*DIRECTIONS:*
Please work out how many lines in the material contain "this" and give only that figure.

[Dataset records]

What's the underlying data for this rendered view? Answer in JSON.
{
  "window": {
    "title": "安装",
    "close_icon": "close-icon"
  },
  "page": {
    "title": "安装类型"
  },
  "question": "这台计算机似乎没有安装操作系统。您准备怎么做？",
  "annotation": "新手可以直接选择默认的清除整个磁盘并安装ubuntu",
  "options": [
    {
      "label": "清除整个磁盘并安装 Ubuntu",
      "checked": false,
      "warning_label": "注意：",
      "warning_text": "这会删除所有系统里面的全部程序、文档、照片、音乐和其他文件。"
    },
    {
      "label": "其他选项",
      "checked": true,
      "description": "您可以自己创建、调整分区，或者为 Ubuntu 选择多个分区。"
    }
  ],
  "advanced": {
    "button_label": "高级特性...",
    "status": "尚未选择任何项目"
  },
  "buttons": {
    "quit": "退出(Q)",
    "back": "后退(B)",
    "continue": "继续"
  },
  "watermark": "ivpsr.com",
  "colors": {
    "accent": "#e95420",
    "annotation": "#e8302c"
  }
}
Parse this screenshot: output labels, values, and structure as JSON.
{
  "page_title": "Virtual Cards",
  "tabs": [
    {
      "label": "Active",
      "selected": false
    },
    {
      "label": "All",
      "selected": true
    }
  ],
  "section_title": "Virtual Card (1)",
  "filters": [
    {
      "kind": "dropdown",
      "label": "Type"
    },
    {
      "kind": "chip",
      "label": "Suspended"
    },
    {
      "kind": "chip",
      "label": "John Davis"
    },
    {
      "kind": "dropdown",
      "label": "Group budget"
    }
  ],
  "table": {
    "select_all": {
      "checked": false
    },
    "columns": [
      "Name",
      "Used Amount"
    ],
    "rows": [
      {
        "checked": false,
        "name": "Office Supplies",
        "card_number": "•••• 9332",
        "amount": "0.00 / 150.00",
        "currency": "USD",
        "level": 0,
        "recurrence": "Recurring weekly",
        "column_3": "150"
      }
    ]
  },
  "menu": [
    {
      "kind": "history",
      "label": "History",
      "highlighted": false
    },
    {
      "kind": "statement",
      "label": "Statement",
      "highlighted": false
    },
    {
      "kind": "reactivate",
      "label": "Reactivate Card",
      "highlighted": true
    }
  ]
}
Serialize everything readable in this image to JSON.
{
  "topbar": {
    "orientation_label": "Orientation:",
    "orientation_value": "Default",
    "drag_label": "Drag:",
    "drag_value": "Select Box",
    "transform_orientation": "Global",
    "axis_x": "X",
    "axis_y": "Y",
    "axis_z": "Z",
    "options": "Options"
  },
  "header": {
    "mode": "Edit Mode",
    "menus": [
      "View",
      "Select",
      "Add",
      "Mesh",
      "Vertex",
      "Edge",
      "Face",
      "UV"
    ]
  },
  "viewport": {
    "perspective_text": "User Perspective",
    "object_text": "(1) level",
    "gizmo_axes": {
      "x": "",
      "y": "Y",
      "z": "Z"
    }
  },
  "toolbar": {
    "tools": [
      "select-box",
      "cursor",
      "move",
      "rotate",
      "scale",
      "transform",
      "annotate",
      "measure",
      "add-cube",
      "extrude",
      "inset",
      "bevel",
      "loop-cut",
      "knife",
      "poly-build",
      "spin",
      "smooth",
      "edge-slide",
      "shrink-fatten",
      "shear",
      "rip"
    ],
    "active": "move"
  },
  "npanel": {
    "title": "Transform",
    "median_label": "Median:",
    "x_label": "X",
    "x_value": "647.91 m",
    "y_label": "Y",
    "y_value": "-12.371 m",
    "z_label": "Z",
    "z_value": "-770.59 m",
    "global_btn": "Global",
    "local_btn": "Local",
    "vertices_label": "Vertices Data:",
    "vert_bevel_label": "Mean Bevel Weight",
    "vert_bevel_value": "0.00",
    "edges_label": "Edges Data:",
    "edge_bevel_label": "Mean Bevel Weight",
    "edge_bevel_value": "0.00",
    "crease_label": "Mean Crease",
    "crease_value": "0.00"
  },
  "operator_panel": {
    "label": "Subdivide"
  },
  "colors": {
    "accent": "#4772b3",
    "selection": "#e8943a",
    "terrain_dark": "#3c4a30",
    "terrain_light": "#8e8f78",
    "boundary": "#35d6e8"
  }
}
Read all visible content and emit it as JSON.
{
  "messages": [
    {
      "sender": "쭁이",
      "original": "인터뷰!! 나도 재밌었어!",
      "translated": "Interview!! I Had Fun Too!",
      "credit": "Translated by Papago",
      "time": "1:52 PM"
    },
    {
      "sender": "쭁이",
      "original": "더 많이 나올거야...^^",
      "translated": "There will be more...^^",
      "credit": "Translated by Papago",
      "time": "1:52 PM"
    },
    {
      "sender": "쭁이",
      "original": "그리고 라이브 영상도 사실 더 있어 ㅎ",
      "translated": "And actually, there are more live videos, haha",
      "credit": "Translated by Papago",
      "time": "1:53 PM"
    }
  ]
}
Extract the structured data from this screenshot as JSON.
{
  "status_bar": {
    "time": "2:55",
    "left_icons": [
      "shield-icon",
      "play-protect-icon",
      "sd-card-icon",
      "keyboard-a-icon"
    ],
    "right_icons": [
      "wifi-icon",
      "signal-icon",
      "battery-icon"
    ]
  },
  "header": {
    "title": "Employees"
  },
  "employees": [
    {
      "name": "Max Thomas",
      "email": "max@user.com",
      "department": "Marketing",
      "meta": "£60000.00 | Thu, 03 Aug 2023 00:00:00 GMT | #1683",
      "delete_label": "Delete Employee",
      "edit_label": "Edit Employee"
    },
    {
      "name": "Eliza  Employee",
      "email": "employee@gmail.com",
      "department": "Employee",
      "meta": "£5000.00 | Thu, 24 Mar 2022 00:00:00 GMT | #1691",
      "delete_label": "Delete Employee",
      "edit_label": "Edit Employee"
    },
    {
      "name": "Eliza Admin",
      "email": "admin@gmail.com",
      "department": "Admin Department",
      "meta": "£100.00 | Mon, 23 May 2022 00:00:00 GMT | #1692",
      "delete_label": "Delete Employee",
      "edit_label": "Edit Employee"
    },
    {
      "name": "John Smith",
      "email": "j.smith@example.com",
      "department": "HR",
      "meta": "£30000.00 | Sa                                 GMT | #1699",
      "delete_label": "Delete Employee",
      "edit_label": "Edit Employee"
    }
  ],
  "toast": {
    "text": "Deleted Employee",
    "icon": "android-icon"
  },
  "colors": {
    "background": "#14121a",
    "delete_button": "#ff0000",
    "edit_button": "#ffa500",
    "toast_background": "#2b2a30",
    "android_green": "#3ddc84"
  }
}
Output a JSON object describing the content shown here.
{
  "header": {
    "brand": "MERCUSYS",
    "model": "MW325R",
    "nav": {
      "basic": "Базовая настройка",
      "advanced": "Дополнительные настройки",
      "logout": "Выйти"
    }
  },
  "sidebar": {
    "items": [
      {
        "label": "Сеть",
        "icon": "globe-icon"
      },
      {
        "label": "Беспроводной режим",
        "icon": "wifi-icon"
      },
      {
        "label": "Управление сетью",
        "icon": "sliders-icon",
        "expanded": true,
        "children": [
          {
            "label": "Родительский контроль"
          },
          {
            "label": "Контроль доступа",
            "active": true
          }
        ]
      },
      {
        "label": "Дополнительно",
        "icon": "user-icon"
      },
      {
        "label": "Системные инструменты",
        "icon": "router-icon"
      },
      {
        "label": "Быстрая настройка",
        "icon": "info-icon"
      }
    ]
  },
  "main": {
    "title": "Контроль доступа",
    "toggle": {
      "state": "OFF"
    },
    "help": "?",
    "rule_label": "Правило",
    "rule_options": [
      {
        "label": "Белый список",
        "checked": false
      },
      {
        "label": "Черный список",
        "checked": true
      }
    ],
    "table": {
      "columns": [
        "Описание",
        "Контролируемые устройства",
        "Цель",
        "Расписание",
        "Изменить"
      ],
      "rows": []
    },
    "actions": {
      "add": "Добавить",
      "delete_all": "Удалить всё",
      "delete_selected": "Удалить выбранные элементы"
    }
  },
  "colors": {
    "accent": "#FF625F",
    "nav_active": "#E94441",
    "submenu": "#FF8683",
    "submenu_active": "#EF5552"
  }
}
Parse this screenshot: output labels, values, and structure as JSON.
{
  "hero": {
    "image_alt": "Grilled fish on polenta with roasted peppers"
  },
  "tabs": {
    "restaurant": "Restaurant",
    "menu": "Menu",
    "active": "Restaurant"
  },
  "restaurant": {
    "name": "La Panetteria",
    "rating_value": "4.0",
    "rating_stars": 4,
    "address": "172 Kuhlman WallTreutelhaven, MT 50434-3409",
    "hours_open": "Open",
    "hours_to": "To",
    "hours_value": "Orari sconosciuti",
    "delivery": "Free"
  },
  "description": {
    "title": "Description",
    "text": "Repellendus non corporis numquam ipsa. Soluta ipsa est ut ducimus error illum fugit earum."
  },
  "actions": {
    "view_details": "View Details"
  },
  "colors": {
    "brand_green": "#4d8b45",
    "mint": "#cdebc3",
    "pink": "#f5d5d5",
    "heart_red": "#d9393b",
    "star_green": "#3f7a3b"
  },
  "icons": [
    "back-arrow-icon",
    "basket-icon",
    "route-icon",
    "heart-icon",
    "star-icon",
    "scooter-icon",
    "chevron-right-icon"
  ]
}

*RESPONSE TO THE EXERCISE:*
5